Return each line that holds the word "законодательством".

[Collected data]
--- begin ---
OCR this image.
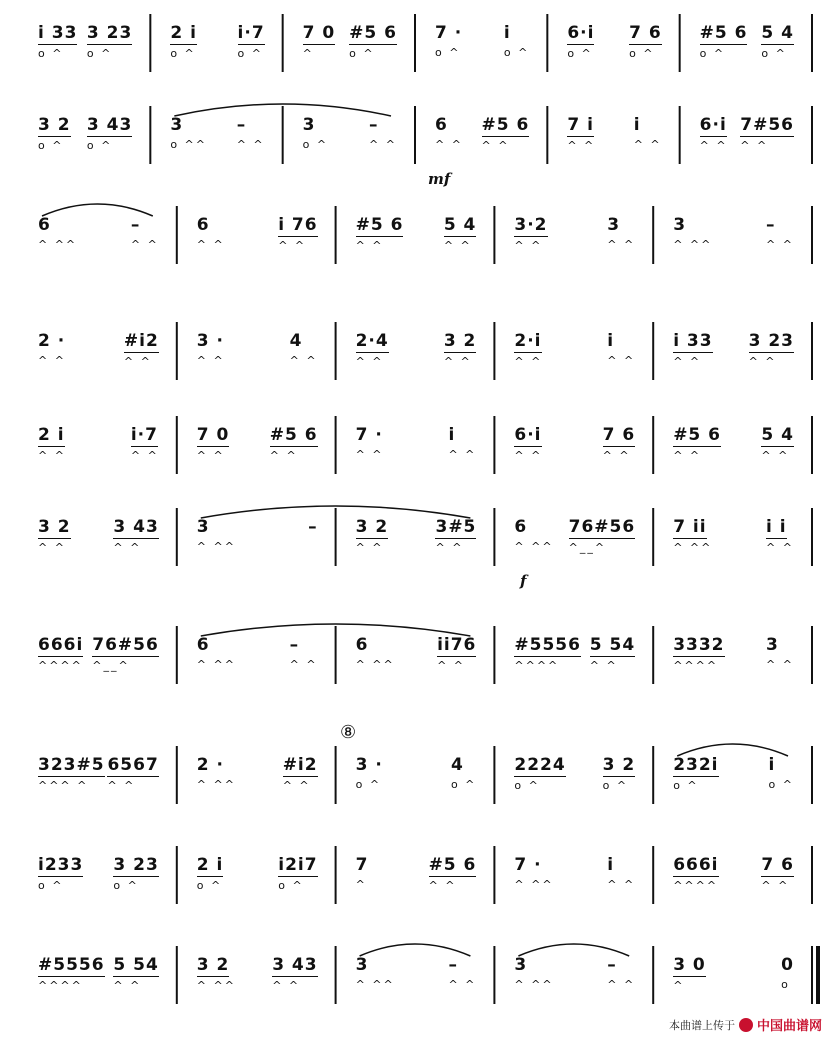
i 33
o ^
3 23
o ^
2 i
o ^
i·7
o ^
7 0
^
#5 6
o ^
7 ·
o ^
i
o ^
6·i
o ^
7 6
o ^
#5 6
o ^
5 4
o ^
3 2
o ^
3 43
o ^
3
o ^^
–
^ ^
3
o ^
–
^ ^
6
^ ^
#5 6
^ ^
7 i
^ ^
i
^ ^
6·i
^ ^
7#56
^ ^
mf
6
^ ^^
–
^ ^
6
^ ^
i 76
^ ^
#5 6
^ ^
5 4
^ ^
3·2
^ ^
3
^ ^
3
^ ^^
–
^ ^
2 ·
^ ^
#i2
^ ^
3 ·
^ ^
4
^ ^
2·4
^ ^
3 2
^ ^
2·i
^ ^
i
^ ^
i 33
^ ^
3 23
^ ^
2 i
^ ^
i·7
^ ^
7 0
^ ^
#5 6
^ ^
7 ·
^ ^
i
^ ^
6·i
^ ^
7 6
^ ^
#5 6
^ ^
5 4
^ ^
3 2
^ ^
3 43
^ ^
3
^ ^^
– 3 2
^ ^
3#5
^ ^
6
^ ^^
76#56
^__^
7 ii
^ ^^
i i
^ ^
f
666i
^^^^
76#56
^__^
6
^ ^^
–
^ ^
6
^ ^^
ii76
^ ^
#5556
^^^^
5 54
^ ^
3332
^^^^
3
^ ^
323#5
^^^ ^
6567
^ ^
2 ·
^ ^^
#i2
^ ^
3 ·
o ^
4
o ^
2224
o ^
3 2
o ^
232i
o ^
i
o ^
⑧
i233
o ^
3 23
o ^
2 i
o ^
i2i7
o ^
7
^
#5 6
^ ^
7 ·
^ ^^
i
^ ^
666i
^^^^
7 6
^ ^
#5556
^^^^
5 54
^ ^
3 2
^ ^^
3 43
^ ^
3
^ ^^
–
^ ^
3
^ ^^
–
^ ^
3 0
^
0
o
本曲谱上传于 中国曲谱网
--- end ---
--- begin ---
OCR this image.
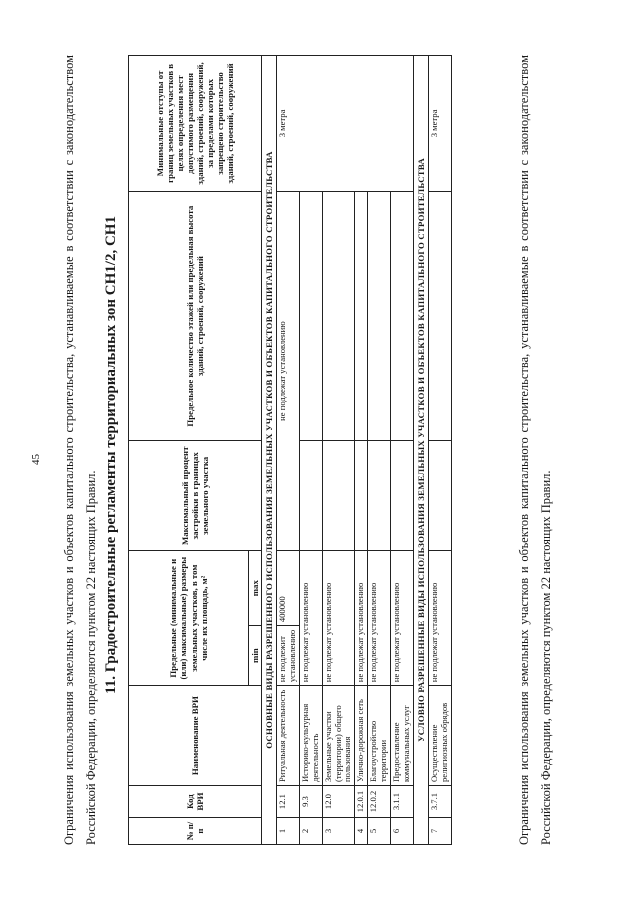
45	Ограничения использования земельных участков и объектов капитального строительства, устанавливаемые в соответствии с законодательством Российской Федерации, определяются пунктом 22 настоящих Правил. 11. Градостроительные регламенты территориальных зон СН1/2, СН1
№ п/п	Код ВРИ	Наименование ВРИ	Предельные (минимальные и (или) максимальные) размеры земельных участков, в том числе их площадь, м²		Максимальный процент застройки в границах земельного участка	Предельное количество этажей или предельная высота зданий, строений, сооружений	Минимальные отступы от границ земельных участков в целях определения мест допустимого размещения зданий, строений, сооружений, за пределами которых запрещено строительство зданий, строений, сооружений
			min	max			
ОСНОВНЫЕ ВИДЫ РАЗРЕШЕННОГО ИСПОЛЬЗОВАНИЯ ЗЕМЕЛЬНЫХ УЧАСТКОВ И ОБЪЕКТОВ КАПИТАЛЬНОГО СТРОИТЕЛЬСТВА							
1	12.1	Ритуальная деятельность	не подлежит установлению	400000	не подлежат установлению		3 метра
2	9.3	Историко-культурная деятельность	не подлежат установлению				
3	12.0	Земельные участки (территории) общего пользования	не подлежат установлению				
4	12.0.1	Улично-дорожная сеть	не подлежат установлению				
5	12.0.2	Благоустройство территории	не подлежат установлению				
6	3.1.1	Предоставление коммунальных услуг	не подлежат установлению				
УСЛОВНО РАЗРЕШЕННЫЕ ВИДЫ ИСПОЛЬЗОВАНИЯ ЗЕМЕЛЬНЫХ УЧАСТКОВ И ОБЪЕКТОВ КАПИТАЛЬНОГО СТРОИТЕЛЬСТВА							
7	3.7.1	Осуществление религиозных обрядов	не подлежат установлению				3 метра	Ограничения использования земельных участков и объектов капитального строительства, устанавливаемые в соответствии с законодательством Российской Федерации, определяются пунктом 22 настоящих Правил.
--- end ---
--- begin ---
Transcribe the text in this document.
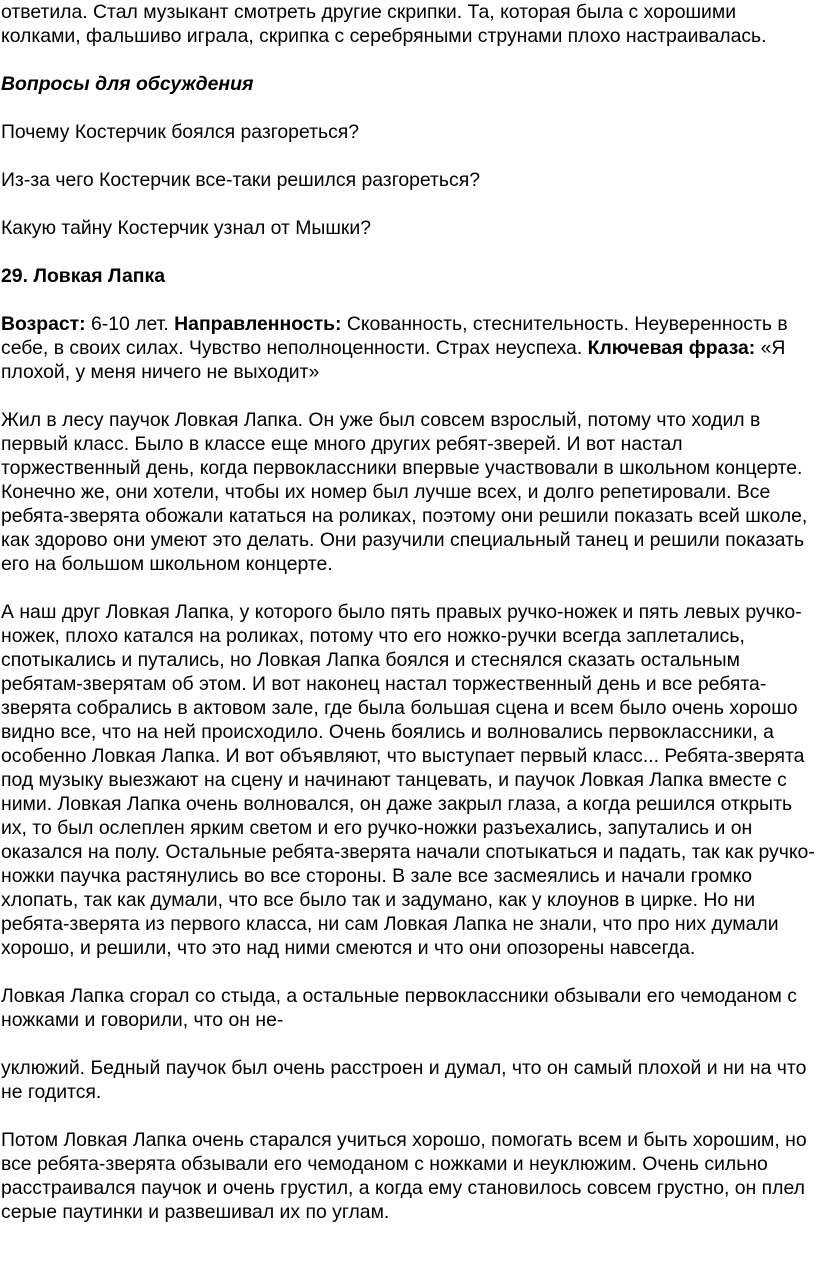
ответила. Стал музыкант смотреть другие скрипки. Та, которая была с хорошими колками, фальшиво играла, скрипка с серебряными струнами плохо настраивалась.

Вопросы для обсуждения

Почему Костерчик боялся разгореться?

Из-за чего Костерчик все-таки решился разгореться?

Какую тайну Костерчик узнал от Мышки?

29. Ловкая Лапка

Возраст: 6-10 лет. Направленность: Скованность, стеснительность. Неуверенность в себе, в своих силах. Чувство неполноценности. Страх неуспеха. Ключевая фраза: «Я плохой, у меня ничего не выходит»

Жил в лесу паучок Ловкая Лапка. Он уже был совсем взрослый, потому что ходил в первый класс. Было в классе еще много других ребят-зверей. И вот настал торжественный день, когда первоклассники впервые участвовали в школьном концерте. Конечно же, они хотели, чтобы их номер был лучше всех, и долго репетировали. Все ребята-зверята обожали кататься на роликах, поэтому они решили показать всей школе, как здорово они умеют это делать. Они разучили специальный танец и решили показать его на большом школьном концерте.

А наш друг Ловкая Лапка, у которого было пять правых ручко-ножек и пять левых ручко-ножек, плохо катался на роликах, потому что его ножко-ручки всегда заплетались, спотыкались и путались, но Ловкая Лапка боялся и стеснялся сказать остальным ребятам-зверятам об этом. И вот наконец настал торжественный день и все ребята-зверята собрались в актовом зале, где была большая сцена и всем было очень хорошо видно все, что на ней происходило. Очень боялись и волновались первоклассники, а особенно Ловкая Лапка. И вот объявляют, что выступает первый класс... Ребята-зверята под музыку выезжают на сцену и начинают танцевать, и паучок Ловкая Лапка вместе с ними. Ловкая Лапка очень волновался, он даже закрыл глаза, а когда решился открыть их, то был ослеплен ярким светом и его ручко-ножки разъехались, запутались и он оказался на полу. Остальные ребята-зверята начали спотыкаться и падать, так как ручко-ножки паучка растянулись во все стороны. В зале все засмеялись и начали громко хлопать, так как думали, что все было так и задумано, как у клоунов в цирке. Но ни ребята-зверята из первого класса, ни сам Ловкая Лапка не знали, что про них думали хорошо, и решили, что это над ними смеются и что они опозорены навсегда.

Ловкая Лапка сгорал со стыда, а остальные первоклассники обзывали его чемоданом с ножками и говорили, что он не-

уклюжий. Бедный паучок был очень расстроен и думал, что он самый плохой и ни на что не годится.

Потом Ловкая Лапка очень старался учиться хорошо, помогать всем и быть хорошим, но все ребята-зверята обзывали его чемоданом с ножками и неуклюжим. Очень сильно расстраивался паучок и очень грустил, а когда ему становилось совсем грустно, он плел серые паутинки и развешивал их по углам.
--- end ---
• _THE REPLY_:
45	Ограничения использования земельных участков и объектов капитального строительства, устанавливаемые в соответствии с законодательством Российской Федерации, определяются пунктом 22 настоящих Правил. 11. Градостроительные регламенты территориальных зон СН1/2, СН1
7	3.7.1	Осуществление религиозных обрядов	не подлежат установлению				3 метра	Ограничения использования земельных участков и объектов капитального строительства, устанавливаемые в соответствии с законодательством Российской Федерации, определяются пунктом 22 настоящих Правил.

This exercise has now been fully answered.